◆ Goal ◆
Images do not belong in the copy. Retype all the entries below exactly.

◆ Input data ◆
↓
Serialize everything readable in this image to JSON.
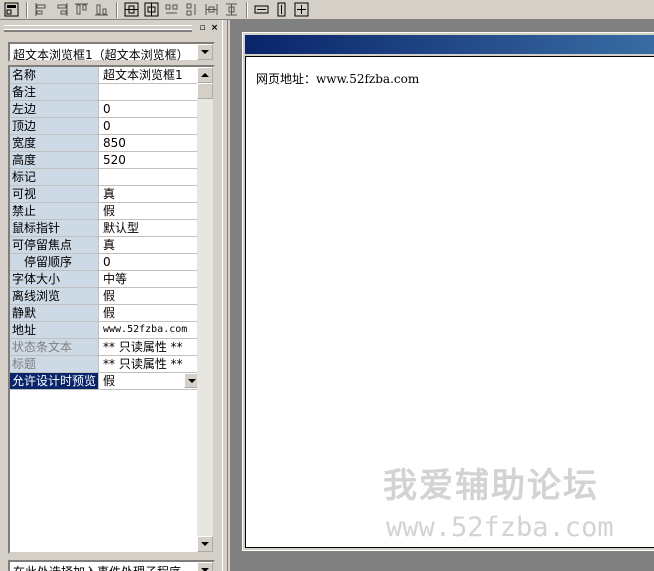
{
  "toolbar": {
    "buttons": [
      "form-icon",
      "align-left-icon",
      "align-right-icon",
      "align-top-icon",
      "align-bottom-icon",
      "center-horizontal-icon",
      "center-vertical-icon",
      "space-horizontal-icon",
      "space-vertical-icon",
      "distribute-horizontal-icon",
      "distribute-vertical-icon",
      "same-width-icon",
      "same-height-icon",
      "same-size-icon"
    ]
  },
  "panel": {
    "restore_glyph": "▫",
    "close_glyph": "×",
    "object_selector": "超文本浏览框1（超文本浏览框）",
    "event_selector": "在此处选择加入事件处理子程序"
  },
  "properties": [
    {
      "name": "名称",
      "value": "超文本浏览框1"
    },
    {
      "name": "备注",
      "value": ""
    },
    {
      "name": "左边",
      "value": "0"
    },
    {
      "name": "顶边",
      "value": "0"
    },
    {
      "name": "宽度",
      "value": "850"
    },
    {
      "name": "高度",
      "value": "520"
    },
    {
      "name": "标记",
      "value": ""
    },
    {
      "name": "可视",
      "value": "真"
    },
    {
      "name": "禁止",
      "value": "假"
    },
    {
      "name": "鼠标指针",
      "value": "默认型"
    },
    {
      "name": "可停留焦点",
      "value": "真"
    },
    {
      "name": "停留顺序",
      "value": "0"
    },
    {
      "name": "字体大小",
      "value": "中等"
    },
    {
      "name": "离线浏览",
      "value": "假"
    },
    {
      "name": "静默",
      "value": "假"
    },
    {
      "name": "地址",
      "value": "www.52fzba.com"
    },
    {
      "name": "状态条文本",
      "value": "** 只读属性 **"
    },
    {
      "name": "标题",
      "value": "** 只读属性 **"
    },
    {
      "name": "允许设计时预览",
      "value": "假"
    }
  ],
  "design": {
    "browser_text": "网页地址：www.52fzba.com"
  },
  "watermark": {
    "title": "我爱辅助论坛",
    "url": "www.52fzba.com"
  },
  "colors": {
    "name_cell_bg": "#cdd9e5",
    "selected_bg": "#0a246a",
    "titlebar_start": "#0a246a",
    "titlebar_end": "#3a6ea5"
  }
}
↑
◆ Answer to the exercise ◆
Serialize everything readable in this image to JSON.
{
  "toolbar": {
    "buttons": [
      "form-icon",
      "align-left-icon",
      "align-right-icon",
      "align-top-icon",
      "align-bottom-icon",
      "center-horizontal-icon",
      "center-vertical-icon",
      "space-horizontal-icon",
      "space-vertical-icon",
      "distribute-horizontal-icon",
      "distribute-vertical-icon",
      "same-width-icon",
      "same-height-icon",
      "same-size-icon"
    ]
  },
  "panel": {
    "restore_glyph": "▫",
    "close_glyph": "×",
    "object_selector": "超文本浏览框1（超文本浏览框）",
    "event_selector": "在此处选择加入事件处理子程序"
  },
  "properties": [
    {
      "name": "名称",
      "value": "超文本浏览框1"
    },
    {
      "name": "备注",
      "value": ""
    },
    {
      "name": "左边",
      "value": "0"
    },
    {
      "name": "顶边",
      "value": "0"
    },
    {
      "name": "宽度",
      "value": "850"
    },
    {
      "name": "高度",
      "value": "520"
    },
    {
      "name": "标记",
      "value": ""
    },
    {
      "name": "可视",
      "value": "真"
    },
    {
      "name": "禁止",
      "value": "假"
    },
    {
      "name": "鼠标指针",
      "value": "默认型"
    },
    {
      "name": "可停留焦点",
      "value": "真"
    },
    {
      "name": "停留顺序",
      "value": "0"
    },
    {
      "name": "字体大小",
      "value": "中等"
    },
    {
      "name": "离线浏览",
      "value": "假"
    },
    {
      "name": "静默",
      "value": "假"
    },
    {
      "name": "地址",
      "value": "www.52fzba.com"
    },
    {
      "name": "状态条文本",
      "value": "** 只读属性 **"
    },
    {
      "name": "标题",
      "value": "** 只读属性 **"
    },
    {
      "name": "允许设计时预览",
      "value": "假"
    }
  ],
  "design": {
    "browser_text": "网页地址：www.52fzba.com"
  },
  "watermark": {
    "title": "我爱辅助论坛",
    "url": "www.52fzba.com"
  },
  "colors": {
    "name_cell_bg": "#cdd9e5",
    "selected_bg": "#0a246a",
    "titlebar_start": "#0a246a",
    "titlebar_end": "#3a6ea5"
  }
}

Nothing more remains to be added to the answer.